§ What is being asked:
Pull out every line below that holds the word "JSON".

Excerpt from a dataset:

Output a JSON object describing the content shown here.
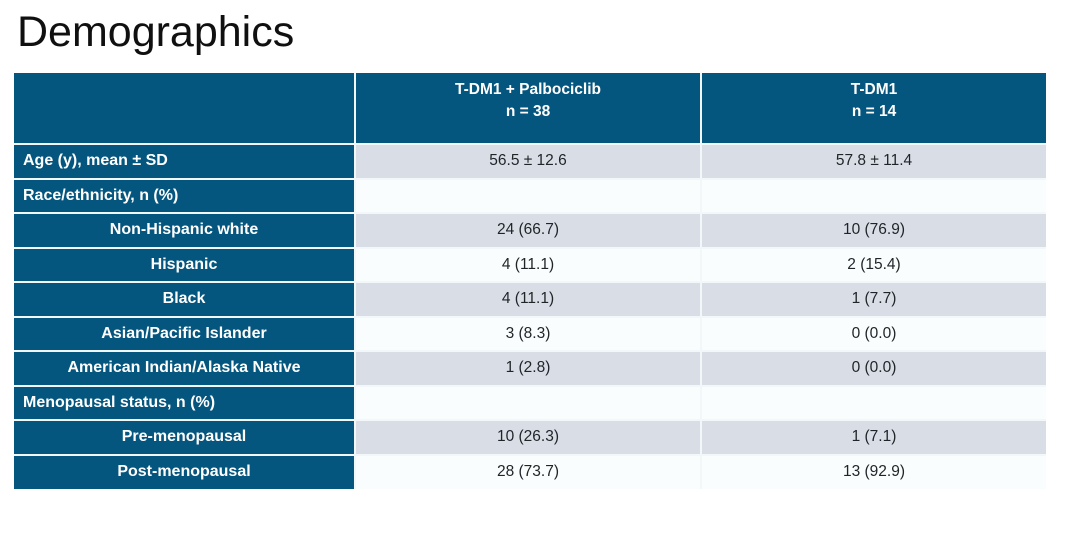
{
  "slide": {
    "title": "Demographics"
  },
  "table": {
    "columns": [
      {
        "line1": "T-DM1 + Palbociclib",
        "line2": "n = 38"
      },
      {
        "line1": "T-DM1",
        "line2": "n = 14"
      }
    ],
    "rows": [
      {
        "label": "Age (y), mean ± SD",
        "indent": false,
        "values": [
          "56.5 ± 12.6",
          "57.8 ± 11.4"
        ]
      },
      {
        "label": "Race/ethnicity, n (%)",
        "indent": false,
        "values": [
          "",
          ""
        ]
      },
      {
        "label": "Non-Hispanic white",
        "indent": true,
        "values": [
          "24 (66.7)",
          "10 (76.9)"
        ]
      },
      {
        "label": "Hispanic",
        "indent": true,
        "values": [
          "4 (11.1)",
          "2 (15.4)"
        ]
      },
      {
        "label": "Black",
        "indent": true,
        "values": [
          "4 (11.1)",
          "1 (7.7)"
        ]
      },
      {
        "label": "Asian/Pacific Islander",
        "indent": true,
        "values": [
          "3 (8.3)",
          "0 (0.0)"
        ]
      },
      {
        "label": "American Indian/Alaska Native",
        "indent": true,
        "values": [
          "1 (2.8)",
          "0 (0.0)"
        ]
      },
      {
        "label": "Menopausal status, n (%)",
        "indent": false,
        "values": [
          "",
          ""
        ]
      },
      {
        "label": "Pre-menopausal",
        "indent": true,
        "values": [
          "10 (26.3)",
          "1 (7.1)"
        ]
      },
      {
        "label": "Post-menopausal",
        "indent": true,
        "values": [
          "28 (73.7)",
          "13 (92.9)"
        ]
      }
    ]
  },
  "theme": {
    "header_bg": "#05567e",
    "header_text": "#ffffff",
    "row_gray": "#d9dee6",
    "row_light": "#fafdfd",
    "divider": "#f2f8fa",
    "data_text": "#1f2428",
    "title_text": "#101010"
  }
}
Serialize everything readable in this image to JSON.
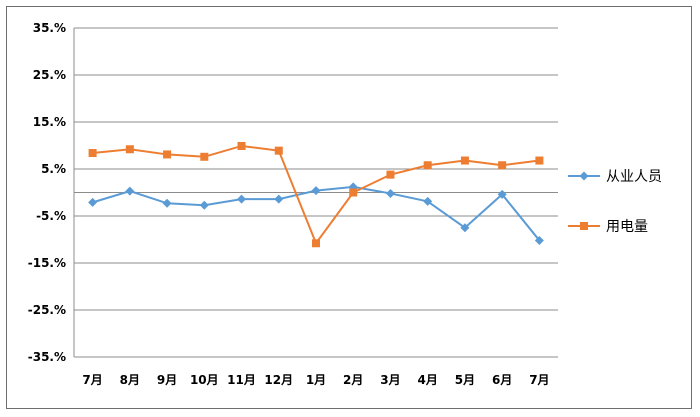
{
  "chart_data": {
    "type": "line",
    "title": "",
    "xlabel": "",
    "ylabel": "",
    "categories": [
      "7月",
      "8月",
      "9月",
      "10月",
      "11月",
      "12月",
      "1月",
      "2月",
      "3月",
      "4月",
      "5月",
      "6月",
      "7月"
    ],
    "yticks": [
      "35.%",
      "25.%",
      "15.%",
      "5.%",
      "-5.%",
      "-15.%",
      "-25.%",
      "-35.%"
    ],
    "ytick_values": [
      35,
      25,
      15,
      5,
      -5,
      -15,
      -25,
      -35
    ],
    "ylim": [
      -35,
      35
    ],
    "grid": true,
    "legend_position": "right",
    "series": [
      {
        "name": "从业人员",
        "color": "#5B9BD5",
        "marker": "diamond",
        "values": [
          -2.1,
          0.3,
          -2.3,
          -2.7,
          -1.4,
          -1.4,
          0.4,
          1.2,
          -0.2,
          -1.9,
          -7.5,
          -0.4,
          -10.2
        ]
      },
      {
        "name": "用电量",
        "color": "#ED7D31",
        "marker": "square",
        "values": [
          8.4,
          9.2,
          8.1,
          7.6,
          9.9,
          8.9,
          -10.8,
          0.0,
          3.8,
          5.8,
          6.8,
          5.8,
          6.8
        ]
      }
    ]
  }
}
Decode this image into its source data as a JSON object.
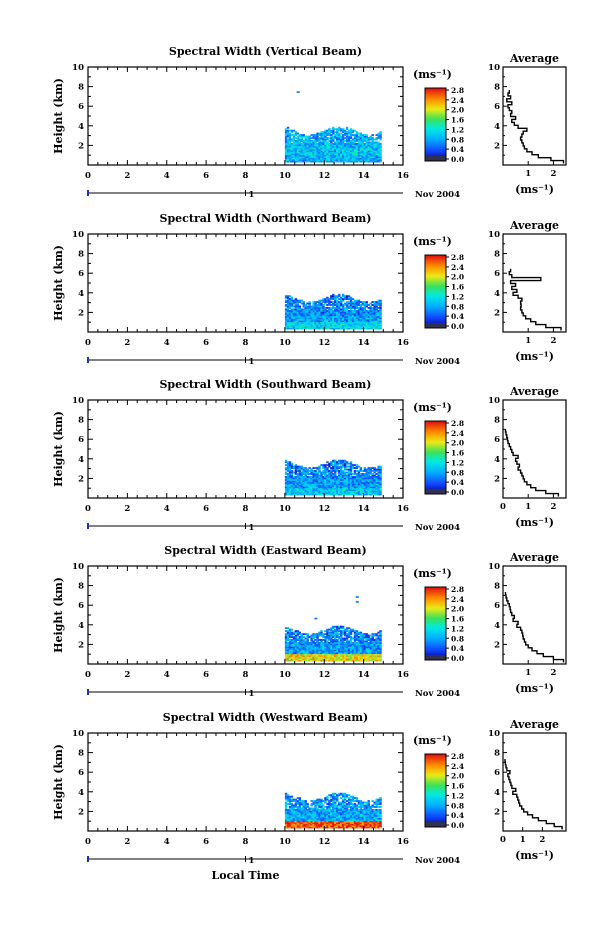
{
  "xlabel": "Local Time",
  "date_label": "Nov 2004",
  "day_label": "1",
  "ylabel": "Height (km)",
  "avg_title": "Average",
  "unit": "(ms⁻¹)",
  "chart_data": [
    {
      "type": "heatmap",
      "title": "Spectral Width (Vertical Beam)",
      "xlabel": "Local Time",
      "ylabel": "Height (km)",
      "xlim": [
        0,
        16
      ],
      "ylim": [
        0,
        10
      ],
      "x_ticks": [
        "0",
        "2",
        "4",
        "6",
        "8",
        "10",
        "12",
        "14",
        "16"
      ],
      "y_ticks": [
        "2",
        "4",
        "6",
        "8",
        "10"
      ],
      "colorbar": {
        "label": "(ms⁻¹)",
        "range": [
          0,
          2.8
        ],
        "ticks": [
          "0.0",
          "0.4",
          "0.8",
          "1.2",
          "1.6",
          "2.0",
          "2.4",
          "2.8"
        ]
      },
      "data_extent": {
        "time": [
          10,
          14.8
        ],
        "height": [
          0.3,
          3.6
        ]
      },
      "base_level": 1.0,
      "low_layer_level": 0.9,
      "isolated_echoes": [
        {
          "time": 10.6,
          "height": 7.4
        }
      ],
      "profile": {
        "xlim": [
          0,
          2.5
        ],
        "x_ticks": [
          "1",
          "2"
        ],
        "ylim": [
          0,
          10
        ],
        "y_ticks": [
          "2",
          "4",
          "6",
          "8",
          "10"
        ],
        "height": [
          0.3,
          0.6,
          0.9,
          1.2,
          1.5,
          1.8,
          2.1,
          2.4,
          2.7,
          3.0,
          3.3,
          3.6,
          3.9,
          4.2,
          4.5,
          4.8,
          5.1,
          5.4,
          5.7,
          6.0,
          6.3,
          6.6,
          6.9,
          7.2,
          7.5
        ],
        "width": [
          2.4,
          1.9,
          1.4,
          1.15,
          0.95,
          0.85,
          0.8,
          0.75,
          0.7,
          0.75,
          0.8,
          0.95,
          0.6,
          0.45,
          0.35,
          0.5,
          0.3,
          0.35,
          0.25,
          0.2,
          0.35,
          0.15,
          0.3,
          0.2,
          0.25
        ]
      }
    },
    {
      "type": "heatmap",
      "title": "Spectral Width (Northward Beam)",
      "xlabel": "Local Time",
      "ylabel": "Height (km)",
      "xlim": [
        0,
        16
      ],
      "ylim": [
        0,
        10
      ],
      "x_ticks": [
        "0",
        "2",
        "4",
        "6",
        "8",
        "10",
        "12",
        "14",
        "16"
      ],
      "y_ticks": [
        "2",
        "4",
        "6",
        "8",
        "10"
      ],
      "colorbar": {
        "label": "(ms⁻¹)",
        "range": [
          0,
          2.8
        ],
        "ticks": [
          "0.0",
          "0.4",
          "0.8",
          "1.2",
          "1.6",
          "2.0",
          "2.4",
          "2.8"
        ]
      },
      "data_extent": {
        "time": [
          10,
          14.8
        ],
        "height": [
          0.3,
          3.6
        ]
      },
      "base_level": 0.8,
      "low_layer_level": 1.1,
      "isolated_echoes": [],
      "profile": {
        "xlim": [
          0,
          2.5
        ],
        "x_ticks": [
          "1",
          "2"
        ],
        "ylim": [
          0,
          10
        ],
        "y_ticks": [
          "2",
          "4",
          "6",
          "8",
          "10"
        ],
        "height": [
          0.3,
          0.6,
          0.9,
          1.2,
          1.5,
          1.8,
          2.1,
          2.4,
          2.7,
          3.0,
          3.3,
          3.6,
          3.9,
          4.2,
          4.5,
          4.8,
          5.1,
          5.4,
          5.7,
          6.0,
          6.3
        ],
        "width": [
          2.3,
          1.7,
          1.3,
          1.1,
          0.9,
          0.8,
          0.75,
          0.7,
          0.72,
          0.7,
          0.75,
          0.6,
          0.4,
          0.55,
          0.35,
          0.5,
          0.3,
          1.5,
          0.35,
          0.25,
          0.3
        ]
      }
    },
    {
      "type": "heatmap",
      "title": "Spectral Width (Southward Beam)",
      "xlabel": "Local Time",
      "ylabel": "Height (km)",
      "xlim": [
        0,
        16
      ],
      "ylim": [
        0,
        10
      ],
      "x_ticks": [
        "0",
        "2",
        "4",
        "6",
        "8",
        "10",
        "12",
        "14",
        "16"
      ],
      "y_ticks": [
        "2",
        "4",
        "6",
        "8",
        "10"
      ],
      "colorbar": {
        "label": "(ms⁻¹)",
        "range": [
          0,
          2.8
        ],
        "ticks": [
          "0.0",
          "0.4",
          "0.8",
          "1.2",
          "1.6",
          "2.0",
          "2.4",
          "2.8"
        ]
      },
      "data_extent": {
        "time": [
          10,
          14.8
        ],
        "height": [
          0.3,
          3.6
        ]
      },
      "base_level": 0.8,
      "low_layer_level": 1.0,
      "isolated_echoes": [],
      "profile": {
        "xlim": [
          0,
          2.5
        ],
        "x_ticks": [
          "0",
          "1",
          "2"
        ],
        "ylim": [
          0,
          10
        ],
        "y_ticks": [
          "2",
          "4",
          "6",
          "8",
          "10"
        ],
        "height": [
          0.3,
          0.6,
          0.9,
          1.2,
          1.5,
          1.8,
          2.1,
          2.4,
          2.7,
          3.0,
          3.3,
          3.6,
          3.9,
          4.2,
          4.5,
          4.8,
          5.1,
          5.4,
          5.7,
          6.0,
          6.3,
          6.6,
          6.9
        ],
        "width": [
          2.2,
          1.7,
          1.3,
          1.1,
          0.95,
          0.85,
          0.8,
          0.75,
          0.7,
          0.6,
          0.65,
          0.55,
          0.5,
          0.6,
          0.4,
          0.35,
          0.3,
          0.25,
          0.2,
          0.18,
          0.15,
          0.12,
          0.1
        ]
      }
    },
    {
      "type": "heatmap",
      "title": "Spectral Width (Eastward Beam)",
      "xlabel": "Local Time",
      "ylabel": "Height (km)",
      "xlim": [
        0,
        16
      ],
      "ylim": [
        0,
        10
      ],
      "x_ticks": [
        "0",
        "2",
        "4",
        "6",
        "8",
        "10",
        "12",
        "14",
        "16"
      ],
      "y_ticks": [
        "2",
        "4",
        "6",
        "8",
        "10"
      ],
      "colorbar": {
        "label": "(ms⁻¹)",
        "range": [
          0,
          2.8
        ],
        "ticks": [
          "0.0",
          "0.4",
          "0.8",
          "1.2",
          "1.6",
          "2.0",
          "2.4",
          "2.8"
        ]
      },
      "data_extent": {
        "time": [
          10,
          14.8
        ],
        "height": [
          0.3,
          3.6
        ]
      },
      "base_level": 0.8,
      "low_layer_level": 2.1,
      "isolated_echoes": [
        {
          "time": 11.5,
          "height": 4.6
        },
        {
          "time": 13.6,
          "height": 6.8
        },
        {
          "time": 13.6,
          "height": 6.3
        }
      ],
      "profile": {
        "xlim": [
          0,
          2.5
        ],
        "x_ticks": [
          "1",
          "2"
        ],
        "ylim": [
          0,
          10
        ],
        "y_ticks": [
          "2",
          "4",
          "6",
          "8",
          "10"
        ],
        "height": [
          0.3,
          0.6,
          0.9,
          1.2,
          1.5,
          1.8,
          2.1,
          2.4,
          2.7,
          3.0,
          3.3,
          3.6,
          3.9,
          4.2,
          4.5,
          4.8,
          5.1,
          5.4,
          5.7,
          6.0,
          6.3,
          6.6,
          6.9,
          7.2
        ],
        "width": [
          2.4,
          2.0,
          1.6,
          1.35,
          1.15,
          1.0,
          0.9,
          0.85,
          0.8,
          0.78,
          0.75,
          0.7,
          0.55,
          0.6,
          0.4,
          0.45,
          0.35,
          0.3,
          0.28,
          0.25,
          0.2,
          0.15,
          0.12,
          0.1
        ]
      }
    },
    {
      "type": "heatmap",
      "title": "Spectral Width (Westward Beam)",
      "xlabel": "Local Time",
      "ylabel": "Height (km)",
      "xlim": [
        0,
        16
      ],
      "ylim": [
        0,
        10
      ],
      "x_ticks": [
        "0",
        "2",
        "4",
        "6",
        "8",
        "10",
        "12",
        "14",
        "16"
      ],
      "y_ticks": [
        "2",
        "4",
        "6",
        "8",
        "10"
      ],
      "colorbar": {
        "label": "(ms⁻¹)",
        "range": [
          0,
          2.8
        ],
        "ticks": [
          "0.0",
          "0.4",
          "0.8",
          "1.2",
          "1.6",
          "2.0",
          "2.4",
          "2.8"
        ]
      },
      "data_extent": {
        "time": [
          10,
          14.8
        ],
        "height": [
          0.3,
          3.6
        ]
      },
      "base_level": 0.9,
      "low_layer_level": 2.6,
      "isolated_echoes": [],
      "profile": {
        "xlim": [
          0,
          3.2
        ],
        "x_ticks": [
          "0",
          "1",
          "2"
        ],
        "ylim": [
          0,
          10
        ],
        "y_ticks": [
          "2",
          "4",
          "6",
          "8",
          "10"
        ],
        "height": [
          0.3,
          0.6,
          0.9,
          1.2,
          1.5,
          1.8,
          2.1,
          2.4,
          2.7,
          3.0,
          3.3,
          3.6,
          3.9,
          4.2,
          4.5,
          4.8,
          5.1,
          5.4,
          5.7,
          6.0,
          6.3,
          6.6,
          6.9,
          7.2
        ],
        "width": [
          3.0,
          2.6,
          2.2,
          1.8,
          1.5,
          1.25,
          1.05,
          0.95,
          0.85,
          0.8,
          0.75,
          0.7,
          0.5,
          0.65,
          0.45,
          0.4,
          0.35,
          0.3,
          0.25,
          0.35,
          0.2,
          0.15,
          0.12,
          0.1
        ]
      }
    }
  ]
}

§ Task answer:
Output a JSON object describing the content shown here.
Serialize everything readable in this image to JSON.
Decode this image into its source data as a JSON object.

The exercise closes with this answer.